_What the exercise asks_
Reproduce every record precisely, leaving no line out.

Stored data:
'''

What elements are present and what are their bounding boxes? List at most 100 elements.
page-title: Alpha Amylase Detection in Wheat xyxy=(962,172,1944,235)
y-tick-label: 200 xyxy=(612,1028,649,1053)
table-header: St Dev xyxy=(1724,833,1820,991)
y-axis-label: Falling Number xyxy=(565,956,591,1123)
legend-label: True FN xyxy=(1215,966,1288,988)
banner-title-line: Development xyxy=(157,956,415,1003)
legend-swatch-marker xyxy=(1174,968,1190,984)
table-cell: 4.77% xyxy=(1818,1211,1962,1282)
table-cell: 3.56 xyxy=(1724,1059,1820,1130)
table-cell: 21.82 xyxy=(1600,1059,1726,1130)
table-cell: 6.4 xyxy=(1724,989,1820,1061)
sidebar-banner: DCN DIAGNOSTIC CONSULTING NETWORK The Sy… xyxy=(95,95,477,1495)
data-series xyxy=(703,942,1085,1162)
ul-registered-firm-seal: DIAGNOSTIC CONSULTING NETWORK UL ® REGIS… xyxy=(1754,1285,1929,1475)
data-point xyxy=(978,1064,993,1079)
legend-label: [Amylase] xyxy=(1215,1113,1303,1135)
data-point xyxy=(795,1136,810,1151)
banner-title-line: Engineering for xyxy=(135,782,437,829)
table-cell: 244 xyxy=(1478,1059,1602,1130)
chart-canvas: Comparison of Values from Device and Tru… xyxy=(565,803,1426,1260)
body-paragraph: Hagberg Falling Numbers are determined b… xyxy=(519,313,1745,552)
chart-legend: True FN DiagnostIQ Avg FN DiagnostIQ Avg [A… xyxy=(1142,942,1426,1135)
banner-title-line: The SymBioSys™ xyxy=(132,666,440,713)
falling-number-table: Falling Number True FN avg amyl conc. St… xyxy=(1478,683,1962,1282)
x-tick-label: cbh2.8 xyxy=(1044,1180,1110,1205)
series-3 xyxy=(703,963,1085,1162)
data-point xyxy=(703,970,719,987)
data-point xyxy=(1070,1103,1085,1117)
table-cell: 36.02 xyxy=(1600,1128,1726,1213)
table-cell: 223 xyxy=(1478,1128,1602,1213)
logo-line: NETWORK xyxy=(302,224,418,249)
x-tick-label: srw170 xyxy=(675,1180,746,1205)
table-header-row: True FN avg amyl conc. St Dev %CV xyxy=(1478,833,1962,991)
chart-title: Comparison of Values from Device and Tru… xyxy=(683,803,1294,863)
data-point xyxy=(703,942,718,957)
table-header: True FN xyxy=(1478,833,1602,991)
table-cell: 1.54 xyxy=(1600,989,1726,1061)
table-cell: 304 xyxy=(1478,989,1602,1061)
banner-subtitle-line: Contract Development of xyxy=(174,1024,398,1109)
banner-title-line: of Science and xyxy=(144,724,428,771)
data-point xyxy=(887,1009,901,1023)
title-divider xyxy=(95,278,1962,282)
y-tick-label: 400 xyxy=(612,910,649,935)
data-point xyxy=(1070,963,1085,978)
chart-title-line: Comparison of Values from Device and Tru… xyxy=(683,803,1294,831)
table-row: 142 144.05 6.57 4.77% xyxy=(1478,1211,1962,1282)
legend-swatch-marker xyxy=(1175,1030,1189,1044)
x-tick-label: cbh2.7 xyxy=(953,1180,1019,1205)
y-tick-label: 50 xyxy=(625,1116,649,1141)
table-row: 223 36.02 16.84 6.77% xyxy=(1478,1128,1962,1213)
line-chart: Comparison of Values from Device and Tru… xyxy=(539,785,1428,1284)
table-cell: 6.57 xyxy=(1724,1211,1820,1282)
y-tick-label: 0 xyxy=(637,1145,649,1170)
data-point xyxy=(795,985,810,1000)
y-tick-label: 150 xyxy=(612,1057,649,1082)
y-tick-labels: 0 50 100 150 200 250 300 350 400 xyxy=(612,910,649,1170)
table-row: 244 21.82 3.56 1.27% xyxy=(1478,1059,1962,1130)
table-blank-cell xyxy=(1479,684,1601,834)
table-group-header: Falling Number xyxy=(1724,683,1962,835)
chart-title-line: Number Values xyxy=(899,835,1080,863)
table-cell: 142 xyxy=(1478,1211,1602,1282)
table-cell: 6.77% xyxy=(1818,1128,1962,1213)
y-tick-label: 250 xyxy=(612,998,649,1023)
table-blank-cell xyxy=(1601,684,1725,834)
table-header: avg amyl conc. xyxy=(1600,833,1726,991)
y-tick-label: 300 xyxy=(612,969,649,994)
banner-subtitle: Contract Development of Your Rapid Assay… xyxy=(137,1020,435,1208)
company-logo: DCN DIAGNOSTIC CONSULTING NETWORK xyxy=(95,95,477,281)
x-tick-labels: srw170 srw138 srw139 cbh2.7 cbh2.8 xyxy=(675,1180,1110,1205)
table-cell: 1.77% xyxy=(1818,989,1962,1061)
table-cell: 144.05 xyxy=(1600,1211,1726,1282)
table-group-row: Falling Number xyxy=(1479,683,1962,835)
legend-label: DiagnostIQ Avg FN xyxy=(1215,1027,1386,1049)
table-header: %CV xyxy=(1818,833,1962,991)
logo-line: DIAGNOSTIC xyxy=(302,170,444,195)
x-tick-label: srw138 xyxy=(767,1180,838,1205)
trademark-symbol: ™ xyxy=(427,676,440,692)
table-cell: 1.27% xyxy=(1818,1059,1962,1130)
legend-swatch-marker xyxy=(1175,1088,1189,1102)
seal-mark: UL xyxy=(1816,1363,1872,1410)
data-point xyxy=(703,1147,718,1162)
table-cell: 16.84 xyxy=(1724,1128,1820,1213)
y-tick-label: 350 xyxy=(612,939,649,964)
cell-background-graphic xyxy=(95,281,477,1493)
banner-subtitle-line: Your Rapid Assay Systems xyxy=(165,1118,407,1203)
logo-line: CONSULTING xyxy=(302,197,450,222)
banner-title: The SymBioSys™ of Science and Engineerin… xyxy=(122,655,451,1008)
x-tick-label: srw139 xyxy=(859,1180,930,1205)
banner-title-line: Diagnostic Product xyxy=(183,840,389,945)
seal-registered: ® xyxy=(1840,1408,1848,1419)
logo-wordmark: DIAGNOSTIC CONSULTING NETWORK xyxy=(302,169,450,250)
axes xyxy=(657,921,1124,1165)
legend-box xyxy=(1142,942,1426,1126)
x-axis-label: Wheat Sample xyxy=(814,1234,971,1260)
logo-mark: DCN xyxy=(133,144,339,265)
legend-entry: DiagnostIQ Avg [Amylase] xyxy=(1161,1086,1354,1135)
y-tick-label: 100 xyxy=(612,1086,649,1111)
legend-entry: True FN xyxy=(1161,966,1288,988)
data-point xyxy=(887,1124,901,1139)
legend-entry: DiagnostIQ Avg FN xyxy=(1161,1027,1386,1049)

'''

_Answer box_
What elements are present and what are their bounding boxes? List at most 100 elements.
page-title: Alpha Amylase Detection in Wheat xyxy=(962,172,1944,235)
y-tick-label: 200 xyxy=(612,1028,649,1053)
table-header: St Dev xyxy=(1724,833,1820,991)
y-axis-label: Falling Number xyxy=(565,956,591,1123)
legend-label: True FN xyxy=(1215,966,1288,988)
banner-title-line: Development xyxy=(157,956,415,1003)
legend-swatch-marker xyxy=(1174,968,1190,984)
table-cell: 4.77% xyxy=(1818,1211,1962,1282)
table-cell: 3.56 xyxy=(1724,1059,1820,1130)
table-cell: 21.82 xyxy=(1600,1059,1726,1130)
table-cell: 6.4 xyxy=(1724,989,1820,1061)
sidebar-banner: DCN DIAGNOSTIC CONSULTING NETWORK The Sy… xyxy=(95,95,477,1495)
data-series xyxy=(703,942,1085,1162)
ul-registered-firm-seal: DIAGNOSTIC CONSULTING NETWORK UL ® REGIS… xyxy=(1754,1285,1929,1475)
data-point xyxy=(978,1064,993,1079)
legend-label: [Amylase] xyxy=(1215,1113,1303,1135)
data-point xyxy=(795,1136,810,1151)
banner-title-line: Engineering for xyxy=(135,782,437,829)
table-cell: 244 xyxy=(1478,1059,1602,1130)
chart-canvas: Comparison of Values from Device and Tru… xyxy=(565,803,1426,1260)
body-paragraph: Hagberg Falling Numbers are determined b… xyxy=(519,313,1745,552)
chart-legend: True FN DiagnostIQ Avg FN DiagnostIQ Avg [A… xyxy=(1142,942,1426,1135)
banner-title-line: The SymBioSys™ xyxy=(132,666,440,713)
falling-number-table: Falling Number True FN avg amyl conc. St… xyxy=(1478,683,1962,1282)
x-tick-label: cbh2.8 xyxy=(1044,1180,1110,1205)
series-3 xyxy=(703,963,1085,1162)
data-point xyxy=(703,970,719,987)
data-point xyxy=(1070,1103,1085,1117)
table-cell: 36.02 xyxy=(1600,1128,1726,1213)
table-cell: 223 xyxy=(1478,1128,1602,1213)
logo-line: NETWORK xyxy=(302,224,418,249)
x-tick-label: srw170 xyxy=(675,1180,746,1205)
table-header-row: True FN avg amyl conc. St Dev %CV xyxy=(1478,833,1962,991)
chart-title: Comparison of Values from Device and Tru… xyxy=(683,803,1294,863)
data-point xyxy=(703,942,718,957)
table-header: True FN xyxy=(1478,833,1602,991)
table-cell: 1.54 xyxy=(1600,989,1726,1061)
table-cell: 304 xyxy=(1478,989,1602,1061)
banner-subtitle-line: Contract Development of xyxy=(174,1024,398,1109)
banner-title-line: of Science and xyxy=(144,724,428,771)
data-point xyxy=(887,1009,901,1023)
title-divider xyxy=(95,278,1962,282)
y-tick-label: 400 xyxy=(612,910,649,935)
data-point xyxy=(1070,963,1085,978)
chart-title-line: Comparison of Values from Device and Tru… xyxy=(683,803,1294,831)
table-row: 142 144.05 6.57 4.77% xyxy=(1478,1211,1962,1282)
legend-swatch-marker xyxy=(1175,1030,1189,1044)
x-tick-label: cbh2.7 xyxy=(953,1180,1019,1205)
y-tick-label: 50 xyxy=(625,1116,649,1141)
table-row: 223 36.02 16.84 6.77% xyxy=(1478,1128,1962,1213)
line-chart: Comparison of Values from Device and Tru… xyxy=(539,785,1428,1284)
table-cell: 6.57 xyxy=(1724,1211,1820,1282)
y-tick-label: 0 xyxy=(637,1145,649,1170)
data-point xyxy=(795,985,810,1000)
y-tick-label: 150 xyxy=(612,1057,649,1082)
y-tick-labels: 0 50 100 150 200 250 300 350 400 xyxy=(612,910,649,1170)
table-row: 244 21.82 3.56 1.27% xyxy=(1478,1059,1962,1130)
table-blank-cell xyxy=(1479,684,1601,834)
table-group-header: Falling Number xyxy=(1724,683,1962,835)
chart-title-line: Number Values xyxy=(899,835,1080,863)
table-cell: 142 xyxy=(1478,1211,1602,1282)
table-cell: 6.77% xyxy=(1818,1128,1962,1213)
y-tick-label: 250 xyxy=(612,998,649,1023)
table-blank-cell xyxy=(1601,684,1725,834)
table-header: avg amyl conc. xyxy=(1600,833,1726,991)
y-tick-label: 300 xyxy=(612,969,649,994)
banner-subtitle: Contract Development of Your Rapid Assay… xyxy=(137,1020,435,1208)
company-logo: DCN DIAGNOSTIC CONSULTING NETWORK xyxy=(95,95,477,281)
x-tick-labels: srw170 srw138 srw139 cbh2.7 cbh2.8 xyxy=(675,1180,1110,1205)
table-cell: 1.77% xyxy=(1818,989,1962,1061)
table-cell: 144.05 xyxy=(1600,1211,1726,1282)
table-group-row: Falling Number xyxy=(1479,683,1962,835)
legend-label: DiagnostIQ Avg FN xyxy=(1215,1027,1386,1049)
table-header: %CV xyxy=(1818,833,1962,991)
logo-line: DIAGNOSTIC xyxy=(302,170,444,195)
x-tick-label: srw138 xyxy=(767,1180,838,1205)
trademark-symbol: ™ xyxy=(427,676,440,692)
table-cell: 1.27% xyxy=(1818,1059,1962,1130)
legend-swatch-marker xyxy=(1175,1088,1189,1102)
seal-mark: UL xyxy=(1816,1363,1872,1410)
data-point xyxy=(703,1147,718,1162)
table-cell: 16.84 xyxy=(1724,1128,1820,1213)
y-tick-label: 350 xyxy=(612,939,649,964)
cell-background-graphic xyxy=(95,281,477,1493)
banner-subtitle-line: Your Rapid Assay Systems xyxy=(165,1118,407,1203)
logo-line: CONSULTING xyxy=(302,197,450,222)
banner-title: The SymBioSys™ of Science and Engineerin… xyxy=(122,655,451,1008)
x-tick-label: srw139 xyxy=(859,1180,930,1205)
banner-title-line: Diagnostic Product xyxy=(183,840,389,945)
seal-registered: ® xyxy=(1840,1408,1848,1419)
logo-wordmark: DIAGNOSTIC CONSULTING NETWORK xyxy=(302,169,450,250)
axes xyxy=(657,921,1124,1165)
legend-box xyxy=(1142,942,1426,1126)
x-axis-label: Wheat Sample xyxy=(814,1234,971,1260)
logo-mark: DCN xyxy=(133,144,339,265)
legend-entry: DiagnostIQ Avg [Amylase] xyxy=(1161,1086,1354,1135)
y-tick-label: 100 xyxy=(612,1086,649,1111)
legend-entry: True FN xyxy=(1161,966,1288,988)
data-point xyxy=(887,1124,901,1139)
legend-entry: DiagnostIQ Avg FN xyxy=(1161,1027,1386,1049)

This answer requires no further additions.